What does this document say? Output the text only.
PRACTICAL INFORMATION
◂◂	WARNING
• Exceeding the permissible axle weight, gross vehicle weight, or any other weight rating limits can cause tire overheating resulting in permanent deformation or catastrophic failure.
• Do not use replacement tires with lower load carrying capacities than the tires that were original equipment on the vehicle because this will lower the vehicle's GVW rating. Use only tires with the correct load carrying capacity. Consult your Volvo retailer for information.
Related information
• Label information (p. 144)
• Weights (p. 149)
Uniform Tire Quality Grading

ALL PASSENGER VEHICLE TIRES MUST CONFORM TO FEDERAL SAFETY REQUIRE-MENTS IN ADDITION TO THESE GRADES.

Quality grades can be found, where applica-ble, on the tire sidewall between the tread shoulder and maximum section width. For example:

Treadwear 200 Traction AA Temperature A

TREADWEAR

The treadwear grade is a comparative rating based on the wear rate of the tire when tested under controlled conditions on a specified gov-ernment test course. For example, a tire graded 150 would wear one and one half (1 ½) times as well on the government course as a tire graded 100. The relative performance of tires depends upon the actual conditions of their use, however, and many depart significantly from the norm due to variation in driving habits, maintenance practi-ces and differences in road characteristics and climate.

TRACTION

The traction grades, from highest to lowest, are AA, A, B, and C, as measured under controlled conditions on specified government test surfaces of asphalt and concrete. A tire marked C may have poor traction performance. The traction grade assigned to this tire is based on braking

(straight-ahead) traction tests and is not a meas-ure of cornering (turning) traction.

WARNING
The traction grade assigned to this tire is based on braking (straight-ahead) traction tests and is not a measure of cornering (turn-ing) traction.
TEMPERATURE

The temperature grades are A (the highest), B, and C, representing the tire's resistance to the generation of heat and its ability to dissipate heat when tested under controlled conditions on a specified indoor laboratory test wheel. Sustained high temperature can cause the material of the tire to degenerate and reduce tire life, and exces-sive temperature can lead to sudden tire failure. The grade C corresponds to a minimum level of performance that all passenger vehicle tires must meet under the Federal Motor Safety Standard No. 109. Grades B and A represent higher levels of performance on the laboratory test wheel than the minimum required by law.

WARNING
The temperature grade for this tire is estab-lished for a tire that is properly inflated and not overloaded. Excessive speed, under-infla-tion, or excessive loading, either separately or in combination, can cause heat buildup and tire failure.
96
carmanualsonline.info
——
▸ **The task**
Set every line of the listing down word for word.

▸ **Task output**
What does this document say? Output the text only.
PRACTICAL INFORMATION
◂◂	WARNING
• Exceeding the permissible axle weight, gross vehicle weight, or any other weight rating limits can cause tire overheating resulting in permanent deformation or catastrophic failure.
• Do not use replacement tires with lower load carrying capacities than the tires that were original equipment on the vehicle because this will lower the vehicle's GVW rating. Use only tires with the correct load carrying capacity. Consult your Volvo retailer for information.
Related information
• Label information (p. 144)
• Weights (p. 149)
Uniform Tire Quality Grading

ALL PASSENGER VEHICLE TIRES MUST CONFORM TO FEDERAL SAFETY REQUIRE-MENTS IN ADDITION TO THESE GRADES.

Quality grades can be found, where applica-ble, on the tire sidewall between the tread shoulder and maximum section width. For example:

Treadwear 200 Traction AA Temperature A

TREADWEAR

The treadwear grade is a comparative rating based on the wear rate of the tire when tested under controlled conditions on a specified gov-ernment test course. For example, a tire graded 150 would wear one and one half (1 ½) times as well on the government course as a tire graded 100. The relative performance of tires depends upon the actual conditions of their use, however, and many depart significantly from the norm due to variation in driving habits, maintenance practi-ces and differences in road characteristics and climate.

TRACTION

The traction grades, from highest to lowest, are AA, A, B, and C, as measured under controlled conditions on specified government test surfaces of asphalt and concrete. A tire marked C may have poor traction performance. The traction grade assigned to this tire is based on braking

(straight-ahead) traction tests and is not a meas-ure of cornering (turning) traction.

WARNING
The traction grade assigned to this tire is based on braking (straight-ahead) traction tests and is not a measure of cornering (turn-ing) traction.
TEMPERATURE

The temperature grades are A (the highest), B, and C, representing the tire's resistance to the generation of heat and its ability to dissipate heat when tested under controlled conditions on a specified indoor laboratory test wheel. Sustained high temperature can cause the material of the tire to degenerate and reduce tire life, and exces-sive temperature can lead to sudden tire failure. The grade C corresponds to a minimum level of performance that all passenger vehicle tires must meet under the Federal Motor Safety Standard No. 109. Grades B and A represent higher levels of performance on the laboratory test wheel than the minimum required by law.

WARNING
The temperature grade for this tire is estab-lished for a tire that is properly inflated and not overloaded. Excessive speed, under-infla-tion, or excessive loading, either separately or in combination, can cause heat buildup and tire failure.
96
carmanualsonline.info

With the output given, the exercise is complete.